== Material shown

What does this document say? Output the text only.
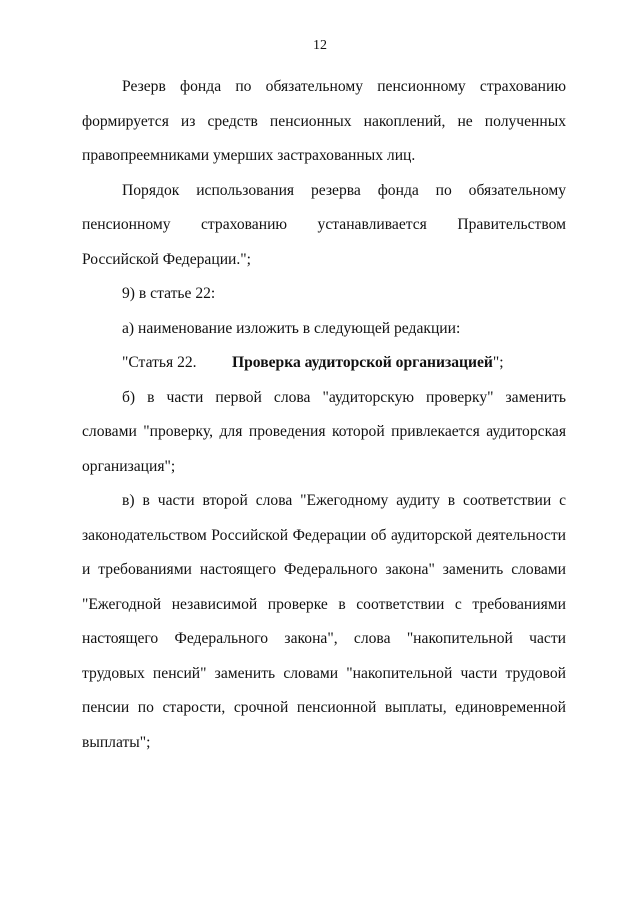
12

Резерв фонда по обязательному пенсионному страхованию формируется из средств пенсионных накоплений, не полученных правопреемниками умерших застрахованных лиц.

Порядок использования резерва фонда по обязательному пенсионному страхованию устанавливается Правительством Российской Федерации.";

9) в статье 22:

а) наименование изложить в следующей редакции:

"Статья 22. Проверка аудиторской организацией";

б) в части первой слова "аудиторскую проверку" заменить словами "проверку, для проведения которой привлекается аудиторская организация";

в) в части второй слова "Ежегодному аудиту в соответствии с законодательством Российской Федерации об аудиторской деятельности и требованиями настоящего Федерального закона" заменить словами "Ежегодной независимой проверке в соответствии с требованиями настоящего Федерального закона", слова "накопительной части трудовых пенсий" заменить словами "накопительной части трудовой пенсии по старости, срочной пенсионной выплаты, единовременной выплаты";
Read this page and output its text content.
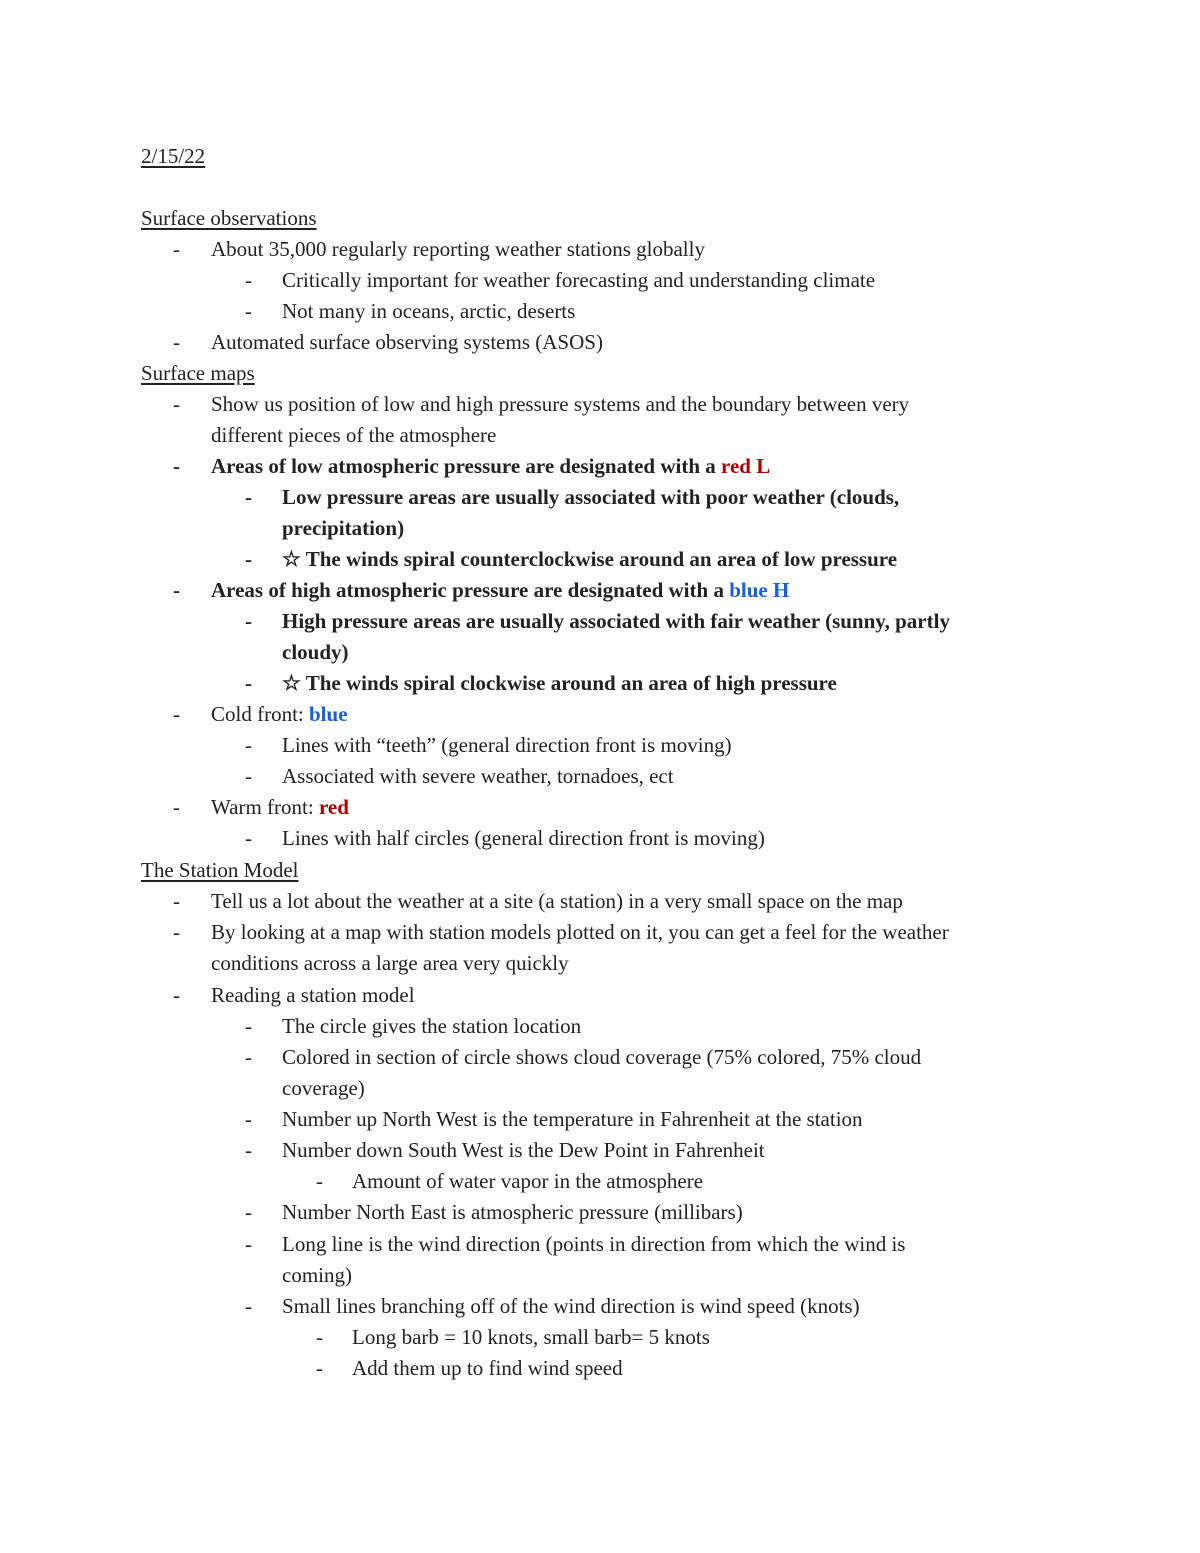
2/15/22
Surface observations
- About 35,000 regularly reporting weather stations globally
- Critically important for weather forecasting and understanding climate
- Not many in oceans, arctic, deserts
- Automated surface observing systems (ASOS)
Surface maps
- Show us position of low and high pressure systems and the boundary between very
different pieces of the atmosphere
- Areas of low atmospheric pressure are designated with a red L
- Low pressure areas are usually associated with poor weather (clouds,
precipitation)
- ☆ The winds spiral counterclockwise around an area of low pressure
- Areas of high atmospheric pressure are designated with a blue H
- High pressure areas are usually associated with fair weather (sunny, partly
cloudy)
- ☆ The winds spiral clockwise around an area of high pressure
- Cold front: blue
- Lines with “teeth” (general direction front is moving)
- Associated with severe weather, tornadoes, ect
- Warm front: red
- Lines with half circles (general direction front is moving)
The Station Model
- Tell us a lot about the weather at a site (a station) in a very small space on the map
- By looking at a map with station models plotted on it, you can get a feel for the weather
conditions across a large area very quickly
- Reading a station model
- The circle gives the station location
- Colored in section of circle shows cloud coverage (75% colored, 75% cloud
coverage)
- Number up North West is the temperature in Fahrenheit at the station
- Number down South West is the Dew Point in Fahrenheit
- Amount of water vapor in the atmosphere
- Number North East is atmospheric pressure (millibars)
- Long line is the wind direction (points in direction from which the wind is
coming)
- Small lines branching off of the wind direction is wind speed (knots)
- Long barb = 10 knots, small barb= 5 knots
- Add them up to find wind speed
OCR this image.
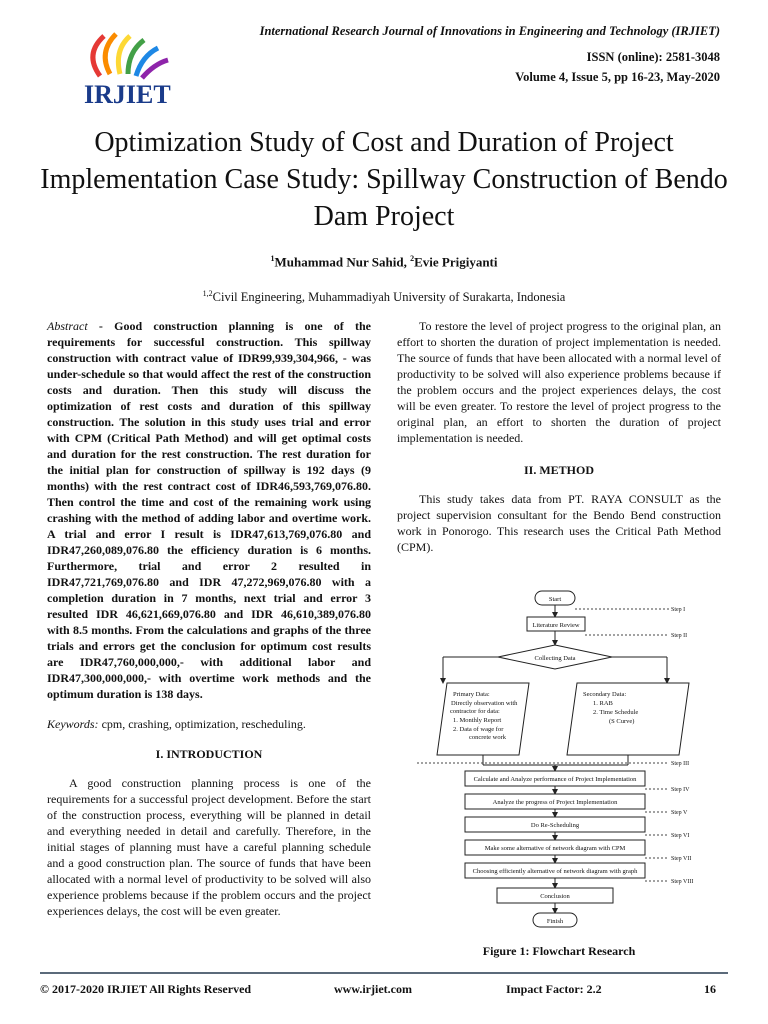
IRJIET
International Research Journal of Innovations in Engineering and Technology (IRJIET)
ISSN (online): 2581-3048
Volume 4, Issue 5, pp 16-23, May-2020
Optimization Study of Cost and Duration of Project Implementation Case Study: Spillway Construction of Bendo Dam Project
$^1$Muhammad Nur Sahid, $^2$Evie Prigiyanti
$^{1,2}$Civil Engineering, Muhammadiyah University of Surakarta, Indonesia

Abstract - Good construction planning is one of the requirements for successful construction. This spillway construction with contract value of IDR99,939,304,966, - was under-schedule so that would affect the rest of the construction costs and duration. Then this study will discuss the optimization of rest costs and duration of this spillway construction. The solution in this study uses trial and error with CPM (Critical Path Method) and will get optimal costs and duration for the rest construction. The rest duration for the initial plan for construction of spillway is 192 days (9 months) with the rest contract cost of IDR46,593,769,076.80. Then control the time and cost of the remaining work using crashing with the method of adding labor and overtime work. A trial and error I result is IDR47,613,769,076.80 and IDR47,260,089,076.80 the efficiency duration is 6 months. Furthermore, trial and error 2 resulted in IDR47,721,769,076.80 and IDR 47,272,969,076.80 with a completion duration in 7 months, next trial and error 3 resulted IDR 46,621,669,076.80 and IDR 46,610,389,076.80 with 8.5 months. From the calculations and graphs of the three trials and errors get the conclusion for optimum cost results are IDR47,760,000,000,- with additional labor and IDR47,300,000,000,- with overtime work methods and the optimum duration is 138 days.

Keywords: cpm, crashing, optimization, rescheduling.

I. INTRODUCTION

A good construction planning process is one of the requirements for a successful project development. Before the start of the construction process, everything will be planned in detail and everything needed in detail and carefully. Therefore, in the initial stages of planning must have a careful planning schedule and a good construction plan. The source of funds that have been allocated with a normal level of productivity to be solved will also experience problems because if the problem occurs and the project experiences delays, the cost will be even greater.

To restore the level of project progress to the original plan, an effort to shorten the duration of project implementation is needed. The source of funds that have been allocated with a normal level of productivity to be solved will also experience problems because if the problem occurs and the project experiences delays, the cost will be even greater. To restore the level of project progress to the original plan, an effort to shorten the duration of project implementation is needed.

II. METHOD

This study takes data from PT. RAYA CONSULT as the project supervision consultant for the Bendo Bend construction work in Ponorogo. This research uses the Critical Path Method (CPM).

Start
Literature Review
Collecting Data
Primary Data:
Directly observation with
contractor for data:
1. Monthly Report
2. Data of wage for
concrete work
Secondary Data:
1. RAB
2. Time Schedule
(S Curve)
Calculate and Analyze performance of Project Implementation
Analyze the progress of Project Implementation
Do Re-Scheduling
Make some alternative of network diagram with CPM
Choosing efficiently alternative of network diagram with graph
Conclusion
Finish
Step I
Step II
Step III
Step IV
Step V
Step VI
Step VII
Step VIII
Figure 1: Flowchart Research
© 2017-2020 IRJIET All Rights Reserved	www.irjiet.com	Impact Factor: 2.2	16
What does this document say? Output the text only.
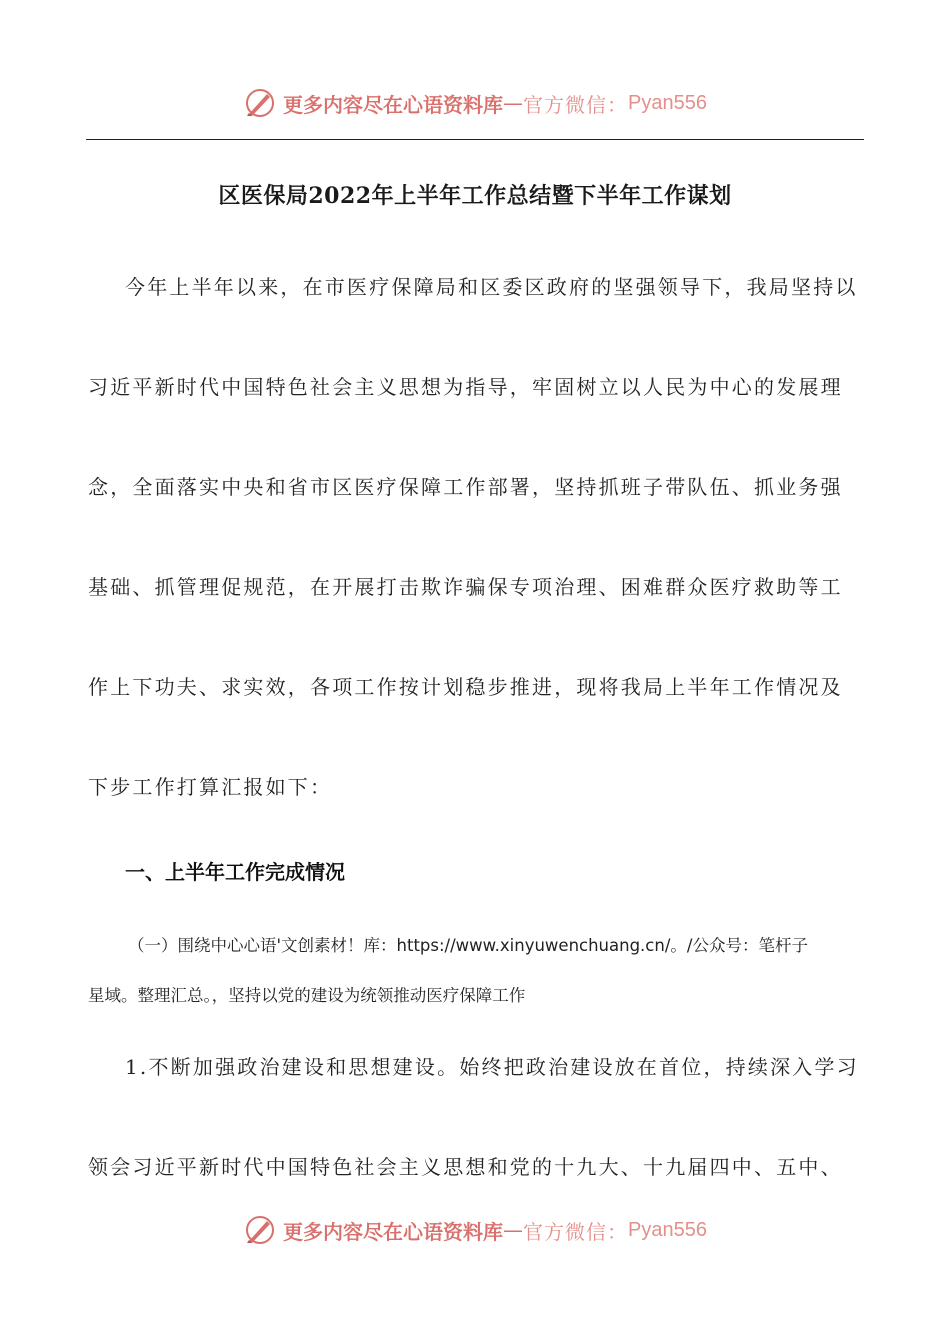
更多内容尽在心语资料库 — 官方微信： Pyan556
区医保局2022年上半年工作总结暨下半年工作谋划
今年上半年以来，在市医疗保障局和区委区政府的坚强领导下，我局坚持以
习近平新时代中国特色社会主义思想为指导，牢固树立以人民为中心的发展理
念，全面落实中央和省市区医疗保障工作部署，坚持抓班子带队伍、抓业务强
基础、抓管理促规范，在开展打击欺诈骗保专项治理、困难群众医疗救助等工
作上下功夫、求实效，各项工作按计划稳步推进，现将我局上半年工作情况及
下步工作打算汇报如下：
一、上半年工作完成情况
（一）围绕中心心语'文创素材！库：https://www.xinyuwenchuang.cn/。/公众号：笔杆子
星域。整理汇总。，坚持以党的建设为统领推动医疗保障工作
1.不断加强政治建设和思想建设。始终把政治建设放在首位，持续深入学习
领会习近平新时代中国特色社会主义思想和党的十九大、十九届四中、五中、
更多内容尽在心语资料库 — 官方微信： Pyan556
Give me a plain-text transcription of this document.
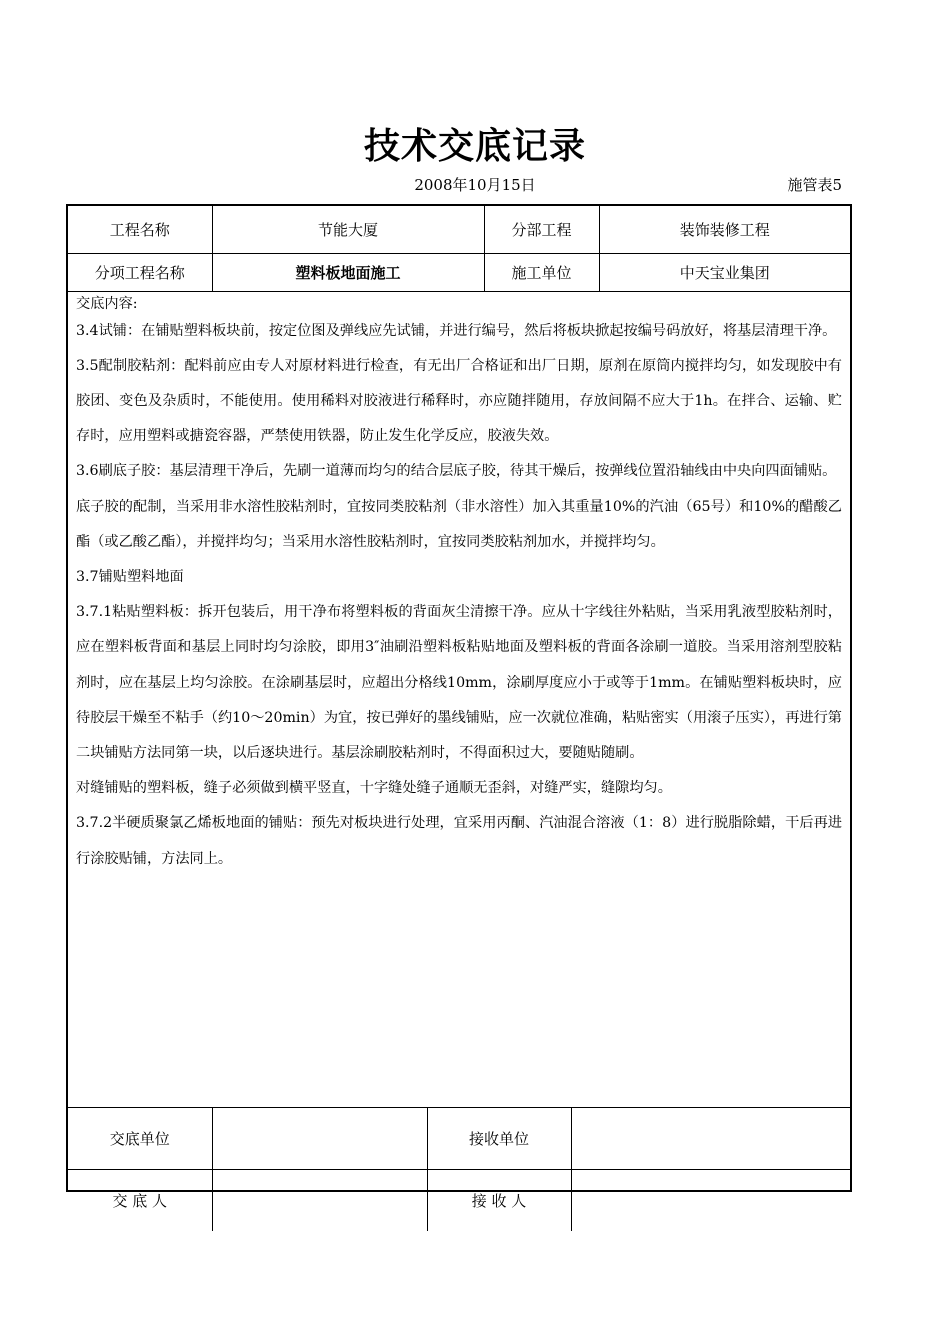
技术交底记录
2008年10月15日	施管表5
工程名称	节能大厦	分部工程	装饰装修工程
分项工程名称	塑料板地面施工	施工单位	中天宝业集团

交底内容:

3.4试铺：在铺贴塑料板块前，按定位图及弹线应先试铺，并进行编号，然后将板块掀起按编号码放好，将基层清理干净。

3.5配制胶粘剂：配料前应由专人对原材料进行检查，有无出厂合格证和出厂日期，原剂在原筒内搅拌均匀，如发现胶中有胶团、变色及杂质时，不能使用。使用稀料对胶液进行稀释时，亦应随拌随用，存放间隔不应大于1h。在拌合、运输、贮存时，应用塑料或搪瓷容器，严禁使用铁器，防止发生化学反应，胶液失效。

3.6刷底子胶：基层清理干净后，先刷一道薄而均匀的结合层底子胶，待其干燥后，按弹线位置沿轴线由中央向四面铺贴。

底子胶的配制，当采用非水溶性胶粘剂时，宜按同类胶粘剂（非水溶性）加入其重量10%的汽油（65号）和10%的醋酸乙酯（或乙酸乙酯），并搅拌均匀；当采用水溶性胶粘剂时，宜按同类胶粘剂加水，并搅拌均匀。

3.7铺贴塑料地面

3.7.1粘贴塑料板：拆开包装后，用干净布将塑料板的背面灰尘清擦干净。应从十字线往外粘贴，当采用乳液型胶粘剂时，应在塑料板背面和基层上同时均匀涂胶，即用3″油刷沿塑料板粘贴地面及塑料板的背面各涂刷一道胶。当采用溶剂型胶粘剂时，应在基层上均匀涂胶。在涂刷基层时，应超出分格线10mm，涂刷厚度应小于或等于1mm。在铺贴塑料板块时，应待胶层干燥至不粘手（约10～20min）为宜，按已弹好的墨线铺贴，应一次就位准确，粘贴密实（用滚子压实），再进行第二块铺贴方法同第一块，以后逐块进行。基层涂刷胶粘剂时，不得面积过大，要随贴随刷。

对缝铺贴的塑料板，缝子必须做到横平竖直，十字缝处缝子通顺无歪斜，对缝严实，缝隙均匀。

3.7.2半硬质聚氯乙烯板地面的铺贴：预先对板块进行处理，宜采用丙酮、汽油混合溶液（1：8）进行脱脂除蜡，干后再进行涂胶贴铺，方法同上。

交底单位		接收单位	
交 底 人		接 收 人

====

_What you should do:_ Among the lines of the records above, count those holding the string "части", and report only the number.

_Full output:_ 2